-- start Data for this exercise --

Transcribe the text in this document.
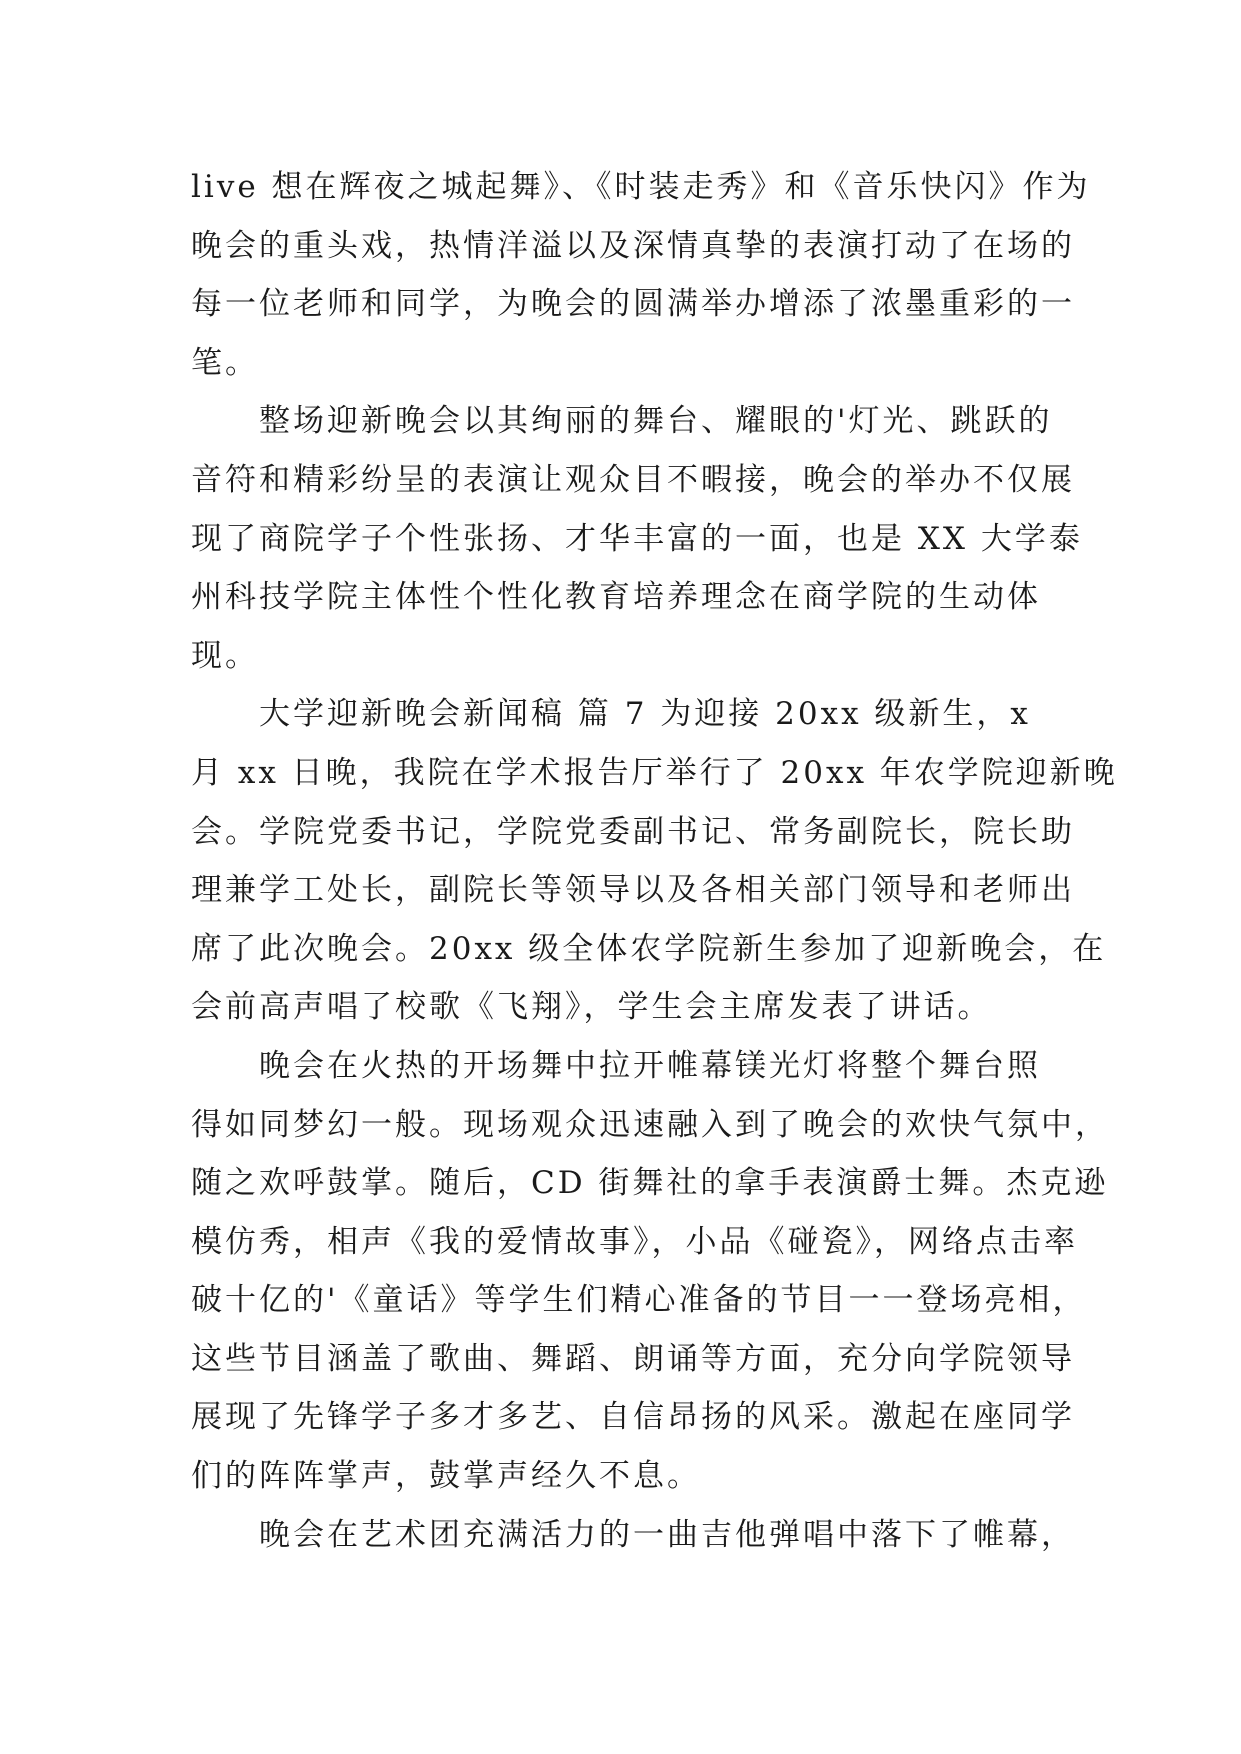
live 想在辉夜之城起舞》、《时装走秀》和《音乐快闪》作为
晚会的重头戏，热情洋溢以及深情真挚的表演打动了在场的
每一位老师和同学，为晚会的圆满举办增添了浓墨重彩的一
笔。
整场迎新晚会以其绚丽的舞台、耀眼的'灯光、跳跃的
音符和精彩纷呈的表演让观众目不暇接，晚会的举办不仅展
现了商院学子个性张扬、才华丰富的一面，也是 XX 大学泰
州科技学院主体性个性化教育培养理念在商学院的生动体
现。
大学迎新晚会新闻稿 篇 7 为迎接 20xx 级新生，x
月 xx 日晚，我院在学术报告厅举行了 20xx 年农学院迎新晚
会。学院党委书记，学院党委副书记、常务副院长，院长助
理兼学工处长，副院长等领导以及各相关部门领导和老师出
席了此次晚会。20xx 级全体农学院新生参加了迎新晚会，在
会前高声唱了校歌《飞翔》，学生会主席发表了讲话。
晚会在火热的开场舞中拉开帷幕镁光灯将整个舞台照
得如同梦幻一般。现场观众迅速融入到了晚会的欢快气氛中，
随之欢呼鼓掌。随后，CD 街舞社的拿手表演爵士舞。杰克逊
模仿秀，相声《我的爱情故事》，小品《碰瓷》，网络点击率
破十亿的'《童话》等学生们精心准备的节目一一登场亮相，
这些节目涵盖了歌曲、舞蹈、朗诵等方面，充分向学院领导
展现了先锋学子多才多艺、自信昂扬的风采。激起在座同学
们的阵阵掌声，鼓掌声经久不息。
晚会在艺术团充满活力的一曲吉他弹唱中落下了帷幕，
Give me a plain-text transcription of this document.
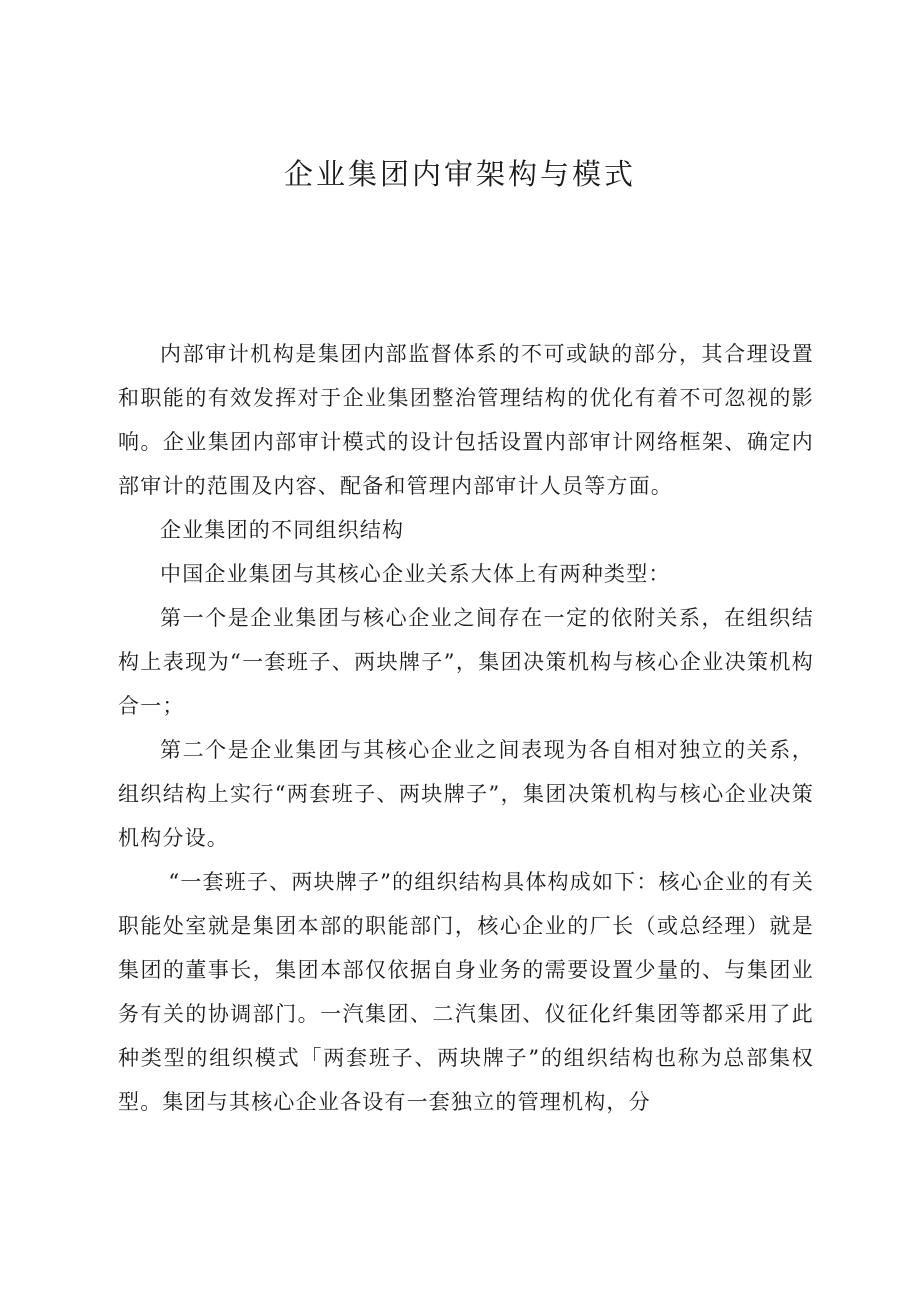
企业集团内审架构与模式

内部审计机构是集团内部监督体系的不可或缺的部分，其合理设置和职能的有效发挥对于企业集团整治管理结构的优化有着不可忽视的影响。企业集团内部审计模式的设计包括设置内部审计网络框架、确定内部审计的范围及内容、配备和管理内部审计人员等方面。

企业集团的不同组织结构

中国企业集团与其核心企业关系大体上有两种类型：

第一个是企业集团与核心企业之间存在一定的依附关系，在组织结构上表现为“一套班子、两块牌子”，集团决策机构与核心企业决策机构合一；

第二个是企业集团与其核心企业之间表现为各自相对独立的关系，组织结构上实行“两套班子、两块牌子”，集团决策机构与核心企业决策机构分设。

“一套班子、两块牌子”的组织结构具体构成如下：核心企业的有关职能处室就是集团本部的职能部门，核心企业的厂长（或总经理）就是集团的董事长，集团本部仅依据自身业务的需要设置少量的、与集团业务有关的协调部门。一汽集团、二汽集团、仪征化纤集团等都采用了此种类型的组织模式「两套班子、两块牌子”的组织结构也称为总部集权型。集团与其核心企业各设有一套独立的管理机构，分
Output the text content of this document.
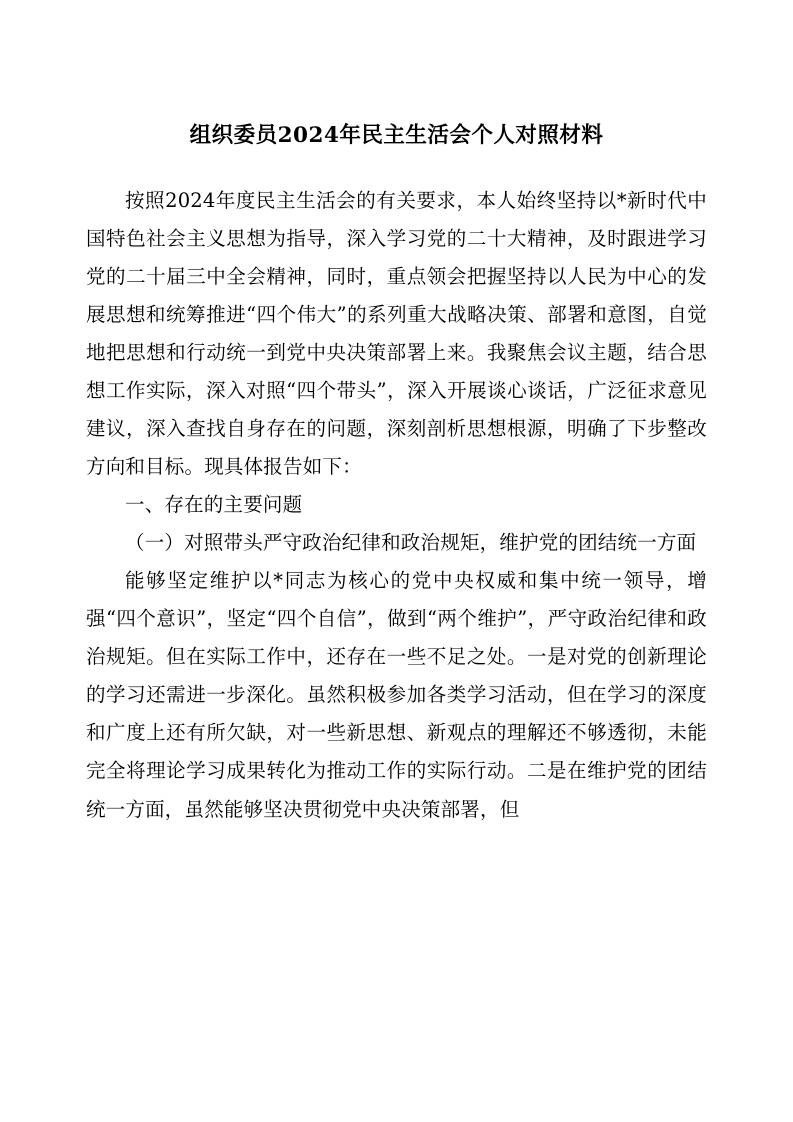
组织委员2024年民主生活会个人对照材料

按照2024年度民主生活会的有关要求，本人始终坚持以*新时代中国特色社会主义思想为指导，深入学习党的二十大精神，及时跟进学习党的二十届三中全会精神，同时，重点领会把握坚持以人民为中心的发展思想和统筹推进“四个伟大”的系列重大战略决策、部署和意图，自觉地把思想和行动统一到党中央决策部署上来。我聚焦会议主题，结合思想工作实际，深入对照“四个带头”，深入开展谈心谈话，广泛征求意见建议，深入查找自身存在的问题，深刻剖析思想根源，明确了下步整改方向和目标。现具体报告如下：

一、存在的主要问题

（一）对照带头严守政治纪律和政治规矩，维护党的团结统一方面

能够坚定维护以*同志为核心的党中央权威和集中统一领导，增强“四个意识”，坚定“四个自信”，做到“两个维护”，严守政治纪律和政治规矩。但在实际工作中，还存在一些不足之处。一是对党的创新理论的学习还需进一步深化。虽然积极参加各类学习活动，但在学习的深度和广度上还有所欠缺，对一些新思想、新观点的理解还不够透彻，未能完全将理论学习成果转化为推动工作的实际行动。二是在维护党的团结统一方面，虽然能够坚决贯彻党中央决策部署，但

-- end Data for this exercise --

* [The task] Produce an exact copy of only those lines that run from the line with "Give me a plain-text" to the final line of the records, including both; exclude images.

* [Exercise output]
Give me a plain-text transcription of this document.
企业集团内审架构与模式

内部审计机构是集团内部监督体系的不可或缺的部分，其合理设置和职能的有效发挥对于企业集团整治管理结构的优化有着不可忽视的影响。企业集团内部审计模式的设计包括设置内部审计网络框架、确定内部审计的范围及内容、配备和管理内部审计人员等方面。

企业集团的不同组织结构

中国企业集团与其核心企业关系大体上有两种类型：

第一个是企业集团与核心企业之间存在一定的依附关系，在组织结构上表现为“一套班子、两块牌子”，集团决策机构与核心企业决策机构合一；

第二个是企业集团与其核心企业之间表现为各自相对独立的关系，组织结构上实行“两套班子、两块牌子”，集团决策机构与核心企业决策机构分设。

“一套班子、两块牌子”的组织结构具体构成如下：核心企业的有关职能处室就是集团本部的职能部门，核心企业的厂长（或总经理）就是集团的董事长，集团本部仅依据自身业务的需要设置少量的、与集团业务有关的协调部门。一汽集团、二汽集团、仪征化纤集团等都采用了此种类型的组织模式「两套班子、两块牌子”的组织结构也称为总部集权型。集团与其核心企业各设有一套独立的管理机构，分
Output the text content of this document.
组织委员2024年民主生活会个人对照材料

按照2024年度民主生活会的有关要求，本人始终坚持以*新时代中国特色社会主义思想为指导，深入学习党的二十大精神，及时跟进学习党的二十届三中全会精神，同时，重点领会把握坚持以人民为中心的发展思想和统筹推进“四个伟大”的系列重大战略决策、部署和意图，自觉地把思想和行动统一到党中央决策部署上来。我聚焦会议主题，结合思想工作实际，深入对照“四个带头”，深入开展谈心谈话，广泛征求意见建议，深入查找自身存在的问题，深刻剖析思想根源，明确了下步整改方向和目标。现具体报告如下：

一、存在的主要问题

（一）对照带头严守政治纪律和政治规矩，维护党的团结统一方面

能够坚定维护以*同志为核心的党中央权威和集中统一领导，增强“四个意识”，坚定“四个自信”，做到“两个维护”，严守政治纪律和政治规矩。但在实际工作中，还存在一些不足之处。一是对党的创新理论的学习还需进一步深化。虽然积极参加各类学习活动，但在学习的深度和广度上还有所欠缺，对一些新思想、新观点的理解还不够透彻，未能完全将理论学习成果转化为推动工作的实际行动。二是在维护党的团结统一方面，虽然能够坚决贯彻党中央决策部署，但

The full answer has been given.